**Short problem**:
Gather all lines from the material that contain "axis".

Dataset entries:

________________

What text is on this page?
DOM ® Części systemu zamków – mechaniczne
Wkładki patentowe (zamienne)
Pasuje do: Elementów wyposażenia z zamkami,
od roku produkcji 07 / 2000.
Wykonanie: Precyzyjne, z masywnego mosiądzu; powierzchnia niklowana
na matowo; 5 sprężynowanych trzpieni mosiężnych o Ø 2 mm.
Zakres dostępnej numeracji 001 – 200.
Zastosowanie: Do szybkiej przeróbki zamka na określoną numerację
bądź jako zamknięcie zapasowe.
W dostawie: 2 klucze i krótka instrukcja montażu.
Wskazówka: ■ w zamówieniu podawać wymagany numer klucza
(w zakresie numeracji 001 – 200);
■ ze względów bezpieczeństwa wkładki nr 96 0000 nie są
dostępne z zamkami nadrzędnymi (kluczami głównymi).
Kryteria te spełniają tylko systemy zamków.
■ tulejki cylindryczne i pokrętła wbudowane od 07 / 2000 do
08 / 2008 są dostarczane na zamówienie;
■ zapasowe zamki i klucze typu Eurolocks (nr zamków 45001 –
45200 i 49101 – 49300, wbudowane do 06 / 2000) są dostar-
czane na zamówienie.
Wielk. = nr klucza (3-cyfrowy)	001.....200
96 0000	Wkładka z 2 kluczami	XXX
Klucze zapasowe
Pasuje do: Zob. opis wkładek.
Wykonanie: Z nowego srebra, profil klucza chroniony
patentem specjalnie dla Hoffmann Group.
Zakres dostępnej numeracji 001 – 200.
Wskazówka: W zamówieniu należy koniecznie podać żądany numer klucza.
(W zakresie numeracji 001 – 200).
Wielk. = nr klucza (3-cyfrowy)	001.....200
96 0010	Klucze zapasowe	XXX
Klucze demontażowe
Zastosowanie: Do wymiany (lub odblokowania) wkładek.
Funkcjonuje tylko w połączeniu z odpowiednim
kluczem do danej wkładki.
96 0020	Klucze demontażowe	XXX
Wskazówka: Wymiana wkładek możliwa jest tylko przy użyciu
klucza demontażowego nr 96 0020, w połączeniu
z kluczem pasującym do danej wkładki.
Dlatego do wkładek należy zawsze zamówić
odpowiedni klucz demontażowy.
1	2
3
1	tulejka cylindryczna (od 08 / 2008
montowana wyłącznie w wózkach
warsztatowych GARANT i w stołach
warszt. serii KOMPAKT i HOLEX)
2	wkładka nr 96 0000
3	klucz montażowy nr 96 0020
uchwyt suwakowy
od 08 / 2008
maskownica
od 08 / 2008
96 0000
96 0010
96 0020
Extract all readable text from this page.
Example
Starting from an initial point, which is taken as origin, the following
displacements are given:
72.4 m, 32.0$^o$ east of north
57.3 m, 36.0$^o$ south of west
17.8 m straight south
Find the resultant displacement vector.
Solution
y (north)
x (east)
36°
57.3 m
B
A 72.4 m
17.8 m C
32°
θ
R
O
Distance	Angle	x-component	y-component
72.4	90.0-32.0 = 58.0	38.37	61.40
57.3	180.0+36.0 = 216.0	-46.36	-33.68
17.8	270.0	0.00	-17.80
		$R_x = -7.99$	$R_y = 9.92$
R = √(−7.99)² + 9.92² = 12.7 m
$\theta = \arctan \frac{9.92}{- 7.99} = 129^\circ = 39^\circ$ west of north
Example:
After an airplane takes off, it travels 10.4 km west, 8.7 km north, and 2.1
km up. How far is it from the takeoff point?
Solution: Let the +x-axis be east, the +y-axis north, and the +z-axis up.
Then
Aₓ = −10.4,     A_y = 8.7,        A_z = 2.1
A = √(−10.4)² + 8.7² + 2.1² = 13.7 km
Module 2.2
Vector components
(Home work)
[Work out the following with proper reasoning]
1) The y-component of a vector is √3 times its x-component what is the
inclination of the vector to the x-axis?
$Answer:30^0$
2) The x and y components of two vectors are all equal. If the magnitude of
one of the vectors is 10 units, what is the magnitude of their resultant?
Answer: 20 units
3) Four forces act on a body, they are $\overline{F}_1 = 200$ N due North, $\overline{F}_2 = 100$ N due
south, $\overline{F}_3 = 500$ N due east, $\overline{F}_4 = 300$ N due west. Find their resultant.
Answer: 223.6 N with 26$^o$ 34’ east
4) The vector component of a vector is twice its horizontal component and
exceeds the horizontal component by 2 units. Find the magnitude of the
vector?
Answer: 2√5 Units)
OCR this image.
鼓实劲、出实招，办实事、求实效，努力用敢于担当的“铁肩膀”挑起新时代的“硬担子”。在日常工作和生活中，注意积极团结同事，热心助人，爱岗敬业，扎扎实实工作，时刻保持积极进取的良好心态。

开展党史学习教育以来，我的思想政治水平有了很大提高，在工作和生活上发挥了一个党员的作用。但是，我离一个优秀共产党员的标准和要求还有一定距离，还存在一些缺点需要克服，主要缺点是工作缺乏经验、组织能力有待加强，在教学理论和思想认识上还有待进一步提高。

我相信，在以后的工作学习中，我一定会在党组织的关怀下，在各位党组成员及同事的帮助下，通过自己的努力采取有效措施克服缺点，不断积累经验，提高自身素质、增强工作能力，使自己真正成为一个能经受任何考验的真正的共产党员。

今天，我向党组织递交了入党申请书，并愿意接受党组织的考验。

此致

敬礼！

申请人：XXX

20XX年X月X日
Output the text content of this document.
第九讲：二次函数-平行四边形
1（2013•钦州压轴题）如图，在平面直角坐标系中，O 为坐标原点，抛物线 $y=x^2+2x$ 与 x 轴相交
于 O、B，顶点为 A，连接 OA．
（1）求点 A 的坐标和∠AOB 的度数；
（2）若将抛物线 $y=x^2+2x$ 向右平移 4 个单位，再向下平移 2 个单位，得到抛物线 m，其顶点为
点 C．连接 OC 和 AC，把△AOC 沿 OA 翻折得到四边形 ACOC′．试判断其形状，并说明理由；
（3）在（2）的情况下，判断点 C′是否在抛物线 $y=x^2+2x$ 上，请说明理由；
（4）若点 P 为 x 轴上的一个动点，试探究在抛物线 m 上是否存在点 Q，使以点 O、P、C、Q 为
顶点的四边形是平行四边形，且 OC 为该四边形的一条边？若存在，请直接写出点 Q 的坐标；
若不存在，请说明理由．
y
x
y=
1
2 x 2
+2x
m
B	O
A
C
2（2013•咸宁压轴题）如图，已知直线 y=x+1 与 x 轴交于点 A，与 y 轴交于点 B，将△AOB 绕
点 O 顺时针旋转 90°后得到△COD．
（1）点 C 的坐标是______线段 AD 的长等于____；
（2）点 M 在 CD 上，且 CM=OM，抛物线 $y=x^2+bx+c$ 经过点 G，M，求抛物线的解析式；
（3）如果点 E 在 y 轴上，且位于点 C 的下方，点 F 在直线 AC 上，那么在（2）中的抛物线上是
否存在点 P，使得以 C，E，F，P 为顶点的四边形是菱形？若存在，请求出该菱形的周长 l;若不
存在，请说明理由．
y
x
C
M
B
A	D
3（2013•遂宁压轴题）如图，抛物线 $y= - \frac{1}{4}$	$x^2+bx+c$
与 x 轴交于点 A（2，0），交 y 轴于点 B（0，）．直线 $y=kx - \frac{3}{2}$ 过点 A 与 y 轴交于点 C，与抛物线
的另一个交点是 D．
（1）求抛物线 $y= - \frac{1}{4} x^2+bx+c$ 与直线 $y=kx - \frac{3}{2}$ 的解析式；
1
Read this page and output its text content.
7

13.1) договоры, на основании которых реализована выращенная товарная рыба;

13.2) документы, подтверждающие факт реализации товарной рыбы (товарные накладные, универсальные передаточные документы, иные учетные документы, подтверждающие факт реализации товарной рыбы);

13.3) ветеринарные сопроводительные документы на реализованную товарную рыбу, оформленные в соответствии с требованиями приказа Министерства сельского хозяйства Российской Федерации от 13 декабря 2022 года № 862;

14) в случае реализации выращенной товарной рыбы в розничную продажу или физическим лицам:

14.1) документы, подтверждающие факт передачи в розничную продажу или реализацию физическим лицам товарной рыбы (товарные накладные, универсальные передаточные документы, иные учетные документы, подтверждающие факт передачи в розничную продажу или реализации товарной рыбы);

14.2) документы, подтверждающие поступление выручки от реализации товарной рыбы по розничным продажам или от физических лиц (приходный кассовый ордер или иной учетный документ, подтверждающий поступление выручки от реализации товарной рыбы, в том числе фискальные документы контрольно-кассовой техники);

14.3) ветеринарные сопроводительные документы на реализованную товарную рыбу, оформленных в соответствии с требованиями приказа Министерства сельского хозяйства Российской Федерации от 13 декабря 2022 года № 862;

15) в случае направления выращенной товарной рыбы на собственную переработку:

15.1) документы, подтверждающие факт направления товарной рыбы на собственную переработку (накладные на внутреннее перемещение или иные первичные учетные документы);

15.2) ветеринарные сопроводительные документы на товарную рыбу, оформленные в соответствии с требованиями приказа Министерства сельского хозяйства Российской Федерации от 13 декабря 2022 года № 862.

________________

**Response to the exercise**:
Solution: Let the +x-axis be east, the +y-axis north, and the +z-axis up.
inclination of the vector to the x-axis?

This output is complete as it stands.